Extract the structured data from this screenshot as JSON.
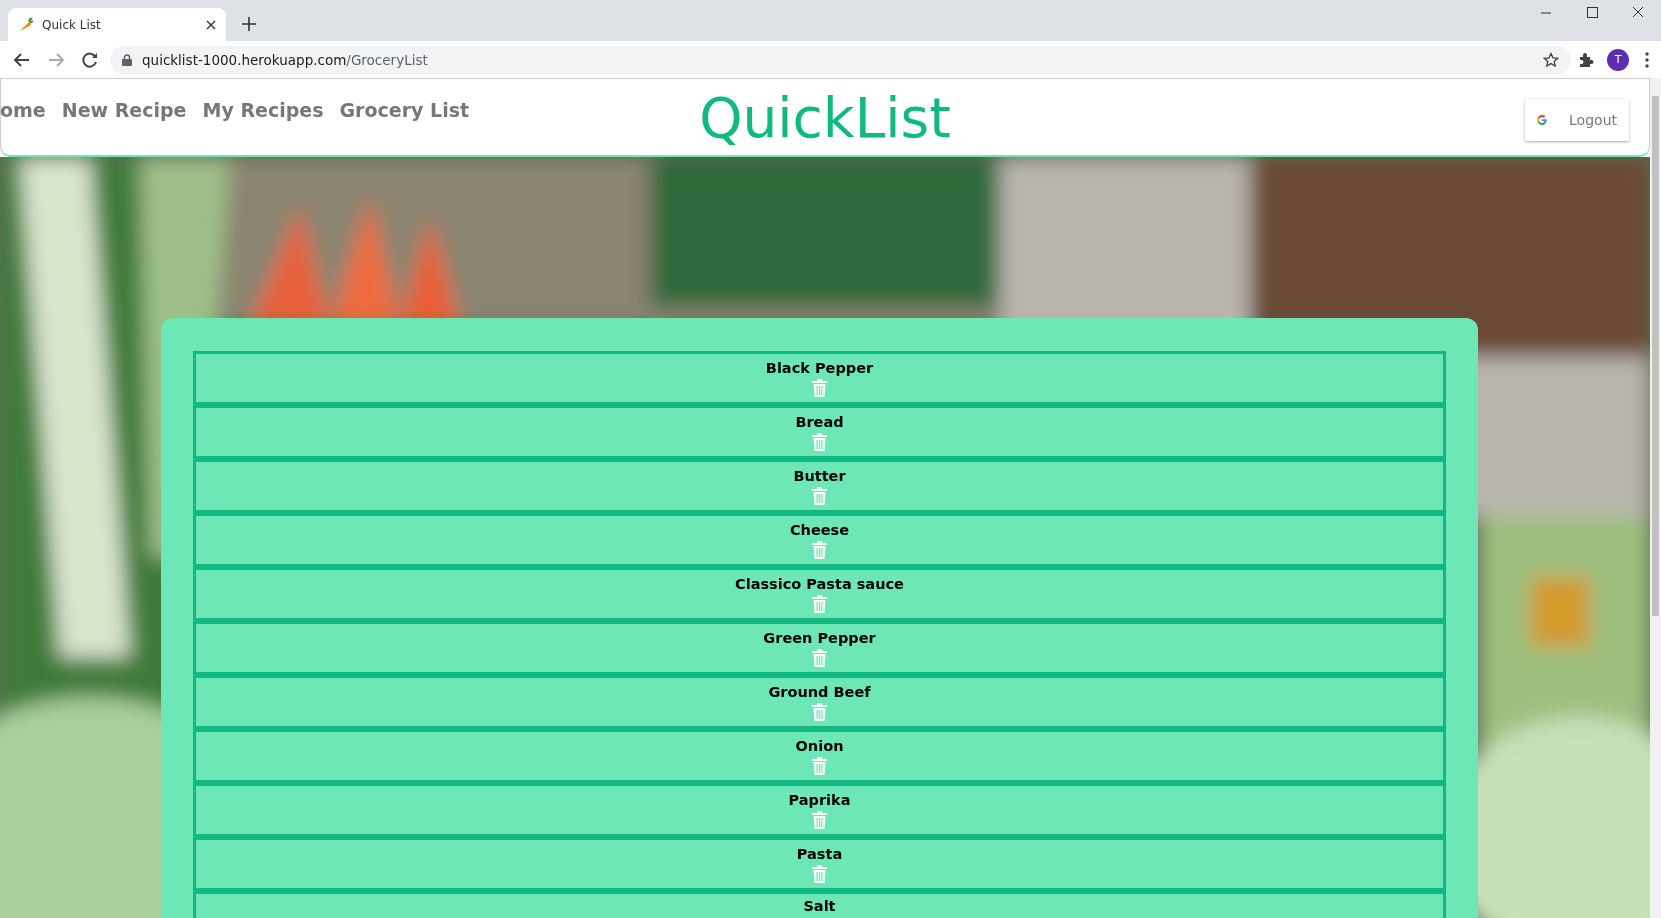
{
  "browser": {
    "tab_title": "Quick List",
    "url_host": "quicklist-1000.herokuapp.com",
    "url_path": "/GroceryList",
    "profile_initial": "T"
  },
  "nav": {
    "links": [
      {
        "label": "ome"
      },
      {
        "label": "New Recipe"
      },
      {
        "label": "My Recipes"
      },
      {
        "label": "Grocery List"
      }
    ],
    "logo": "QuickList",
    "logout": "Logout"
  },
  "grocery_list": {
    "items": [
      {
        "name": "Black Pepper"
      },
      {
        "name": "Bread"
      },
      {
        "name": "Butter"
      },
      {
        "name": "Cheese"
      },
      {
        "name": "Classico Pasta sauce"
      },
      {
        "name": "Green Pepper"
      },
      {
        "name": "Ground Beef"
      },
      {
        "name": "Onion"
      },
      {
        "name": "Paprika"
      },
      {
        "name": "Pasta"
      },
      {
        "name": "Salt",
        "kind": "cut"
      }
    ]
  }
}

## AIM OF THE EXERCISE
Repeat all of the data above word for word, minus the pictures.

## ANSWER TO THIS PROBLEM
Extract the structured data from this screenshot as JSON.
{
  "browser": {
    "tab_title": "Quick List",
    "url_host": "quicklist-1000.herokuapp.com",
    "url_path": "/GroceryList",
    "profile_initial": "T"
  },
  "nav": {
    "links": [
      {
        "label": "ome"
      },
      {
        "label": "New Recipe"
      },
      {
        "label": "My Recipes"
      },
      {
        "label": "Grocery List"
      }
    ],
    "logo": "QuickList",
    "logout": "Logout"
  },
  "grocery_list": {
    "items": [
      {
        "name": "Black Pepper"
      },
      {
        "name": "Bread"
      },
      {
        "name": "Butter"
      },
      {
        "name": "Cheese"
      },
      {
        "name": "Classico Pasta sauce"
      },
      {
        "name": "Green Pepper"
      },
      {
        "name": "Ground Beef"
      },
      {
        "name": "Onion"
      },
      {
        "name": "Paprika"
      },
      {
        "name": "Pasta"
      },
      {
        "name": "Salt",
        "kind": "cut"
      }
    ]
  }
}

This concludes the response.